* **INSTRUCTIONS FOR THE TASK**: Output the records exactly as they appear, with no pictures included.

* **RECORD EXTRACTS**:
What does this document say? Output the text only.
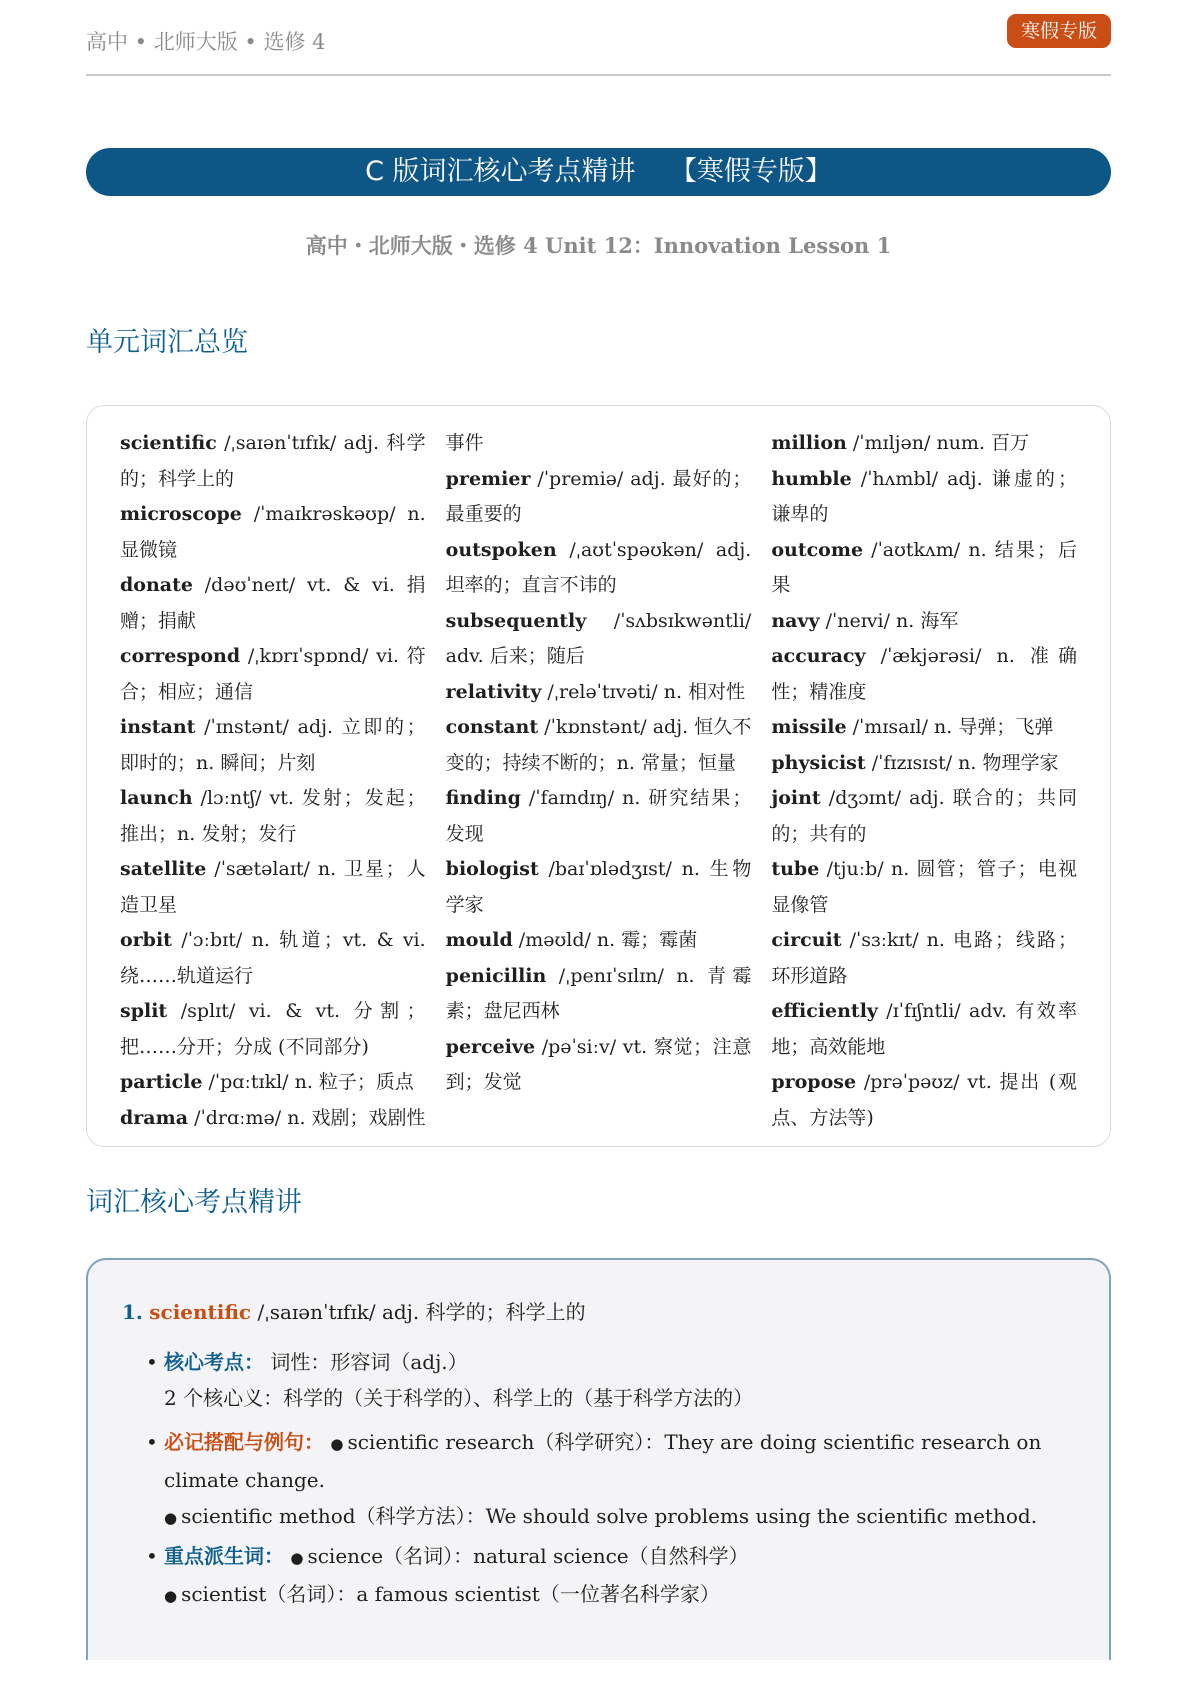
高中 • 北师大版 • 选修 4	寒假专版
C 版词汇核心考点精讲    【寒假专版】
高中・北师大版・选修 4 Unit 12：Innovation Lesson 1
单元词汇总览

scientific /ˌsaɪənˈtɪfɪk/ adj. 科学的；科学上的

microscope /ˈmaɪkrəskəʊp/ n. 显微镜

donate /dəʊˈneɪt/ vt. & vi. 捐赠；捐献

correspond /ˌkɒrɪˈspɒnd/ vi. 符合；相应；通信

instant /ˈɪnstənt/ adj. 立即的；即时的；n. 瞬间；片刻

launch /lɔːntʃ/ vt. 发射；发起；推出；n. 发射；发行

satellite /ˈsætəlaɪt/ n. 卫星；人造卫星

orbit /ˈɔːbɪt/ n. 轨道；vt. & vi. 绕……轨道运行

split /splɪt/ vi. & vt. 分割；把……分开；分成 (不同部分)

particle /ˈpɑːtɪkl/ n. 粒子；质点

drama /ˈdrɑːmə/ n. 戏剧；戏剧性

事件

premier /ˈpremiə/ adj. 最好的；最重要的

outspoken /ˌaʊtˈspəʊkən/ adj. 坦率的；直言不讳的

subsequently /ˈsʌbsɪkwəntli/ adv. 后来；随后

relativity /ˌreləˈtɪvəti/ n. 相对性

constant /ˈkɒnstənt/ adj. 恒久不变的；持续不断的；n. 常量；恒量

finding /ˈfaɪndɪŋ/ n. 研究结果；发现

biologist /baɪˈɒlədʒɪst/ n. 生物学家

mould /məʊld/ n. 霉；霉菌

penicillin /ˌpenɪˈsɪlɪn/ n. 青霉素；盘尼西林

perceive /pəˈsiːv/ vt. 察觉；注意到；发觉

million /ˈmɪljən/ num. 百万

humble /ˈhʌmbl/ adj. 谦虚的；谦卑的

outcome /ˈaʊtkʌm/ n. 结果；后果

navy /ˈneɪvi/ n. 海军

accuracy /ˈækjərəsi/ n. 准确性；精准度

missile /ˈmɪsaɪl/ n. 导弹；飞弹

physicist /ˈfɪzɪsɪst/ n. 物理学家

joint /dʒɔɪnt/ adj. 联合的；共同的；共有的

tube /tjuːb/ n. 圆管；管子；电视显像管

circuit /ˈsɜːkɪt/ n. 电路；线路；环形道路

efficiently /ɪˈfɪʃntli/ adv. 有效率地；高效能地

propose /prəˈpəʊz/ vt. 提出 (观点、方法等)

词汇核心考点精讲
1. scientific /ˌsaɪənˈtɪfɪk/ adj. 科学的；科学上的
• 核心考点： 词性：形容词（adj.）
2 个核心义：科学的（关于科学的）、科学上的（基于科学方法的）
• 必记搭配与例句： ● scientific research（科学研究）：They are doing scientific research on climate change.
● scientific method（科学方法）：We should solve problems using the scientific method.
• 重点派生词： ● science（名词）：natural science（自然科学）
● scientist（名词）：a famous scientist（一位著名科学家）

* **OUTPUT FOR THIS TASK**:
What does this document say? Output the text only.
高中 • 北师大版 • 选修 4	寒假专版
C 版词汇核心考点精讲    【寒假专版】
高中・北师大版・选修 4 Unit 12：Innovation Lesson 1
单元词汇总览

scientific /ˌsaɪənˈtɪfɪk/ adj. 科学的；科学上的

microscope /ˈmaɪkrəskəʊp/ n. 显微镜

donate /dəʊˈneɪt/ vt. & vi. 捐赠；捐献

correspond /ˌkɒrɪˈspɒnd/ vi. 符合；相应；通信

instant /ˈɪnstənt/ adj. 立即的；即时的；n. 瞬间；片刻

launch /lɔːntʃ/ vt. 发射；发起；推出；n. 发射；发行

satellite /ˈsætəlaɪt/ n. 卫星；人造卫星

orbit /ˈɔːbɪt/ n. 轨道；vt. & vi. 绕……轨道运行

split /splɪt/ vi. & vt. 分割；把……分开；分成 (不同部分)

particle /ˈpɑːtɪkl/ n. 粒子；质点

drama /ˈdrɑːmə/ n. 戏剧；戏剧性

事件

premier /ˈpremiə/ adj. 最好的；最重要的

outspoken /ˌaʊtˈspəʊkən/ adj. 坦率的；直言不讳的

subsequently /ˈsʌbsɪkwəntli/ adv. 后来；随后

relativity /ˌreləˈtɪvəti/ n. 相对性

constant /ˈkɒnstənt/ adj. 恒久不变的；持续不断的；n. 常量；恒量

finding /ˈfaɪndɪŋ/ n. 研究结果；发现

biologist /baɪˈɒlədʒɪst/ n. 生物学家

mould /məʊld/ n. 霉；霉菌

penicillin /ˌpenɪˈsɪlɪn/ n. 青霉素；盘尼西林

perceive /pəˈsiːv/ vt. 察觉；注意到；发觉

million /ˈmɪljən/ num. 百万

humble /ˈhʌmbl/ adj. 谦虚的；谦卑的

outcome /ˈaʊtkʌm/ n. 结果；后果

navy /ˈneɪvi/ n. 海军

accuracy /ˈækjərəsi/ n. 准确性；精准度

missile /ˈmɪsaɪl/ n. 导弹；飞弹

physicist /ˈfɪzɪsɪst/ n. 物理学家

joint /dʒɔɪnt/ adj. 联合的；共同的；共有的

tube /tjuːb/ n. 圆管；管子；电视显像管

circuit /ˈsɜːkɪt/ n. 电路；线路；环形道路

efficiently /ɪˈfɪʃntli/ adv. 有效率地；高效能地

propose /prəˈpəʊz/ vt. 提出 (观点、方法等)

词汇核心考点精讲
1. scientific /ˌsaɪənˈtɪfɪk/ adj. 科学的；科学上的
• 核心考点： 词性：形容词（adj.）
2 个核心义：科学的（关于科学的）、科学上的（基于科学方法的）
• 必记搭配与例句： ● scientific research（科学研究）：They are doing scientific research on climate change.
● scientific method（科学方法）：We should solve problems using the scientific method.
• 重点派生词： ● science（名词）：natural science（自然科学）
● scientist（名词）：a famous scientist（一位著名科学家）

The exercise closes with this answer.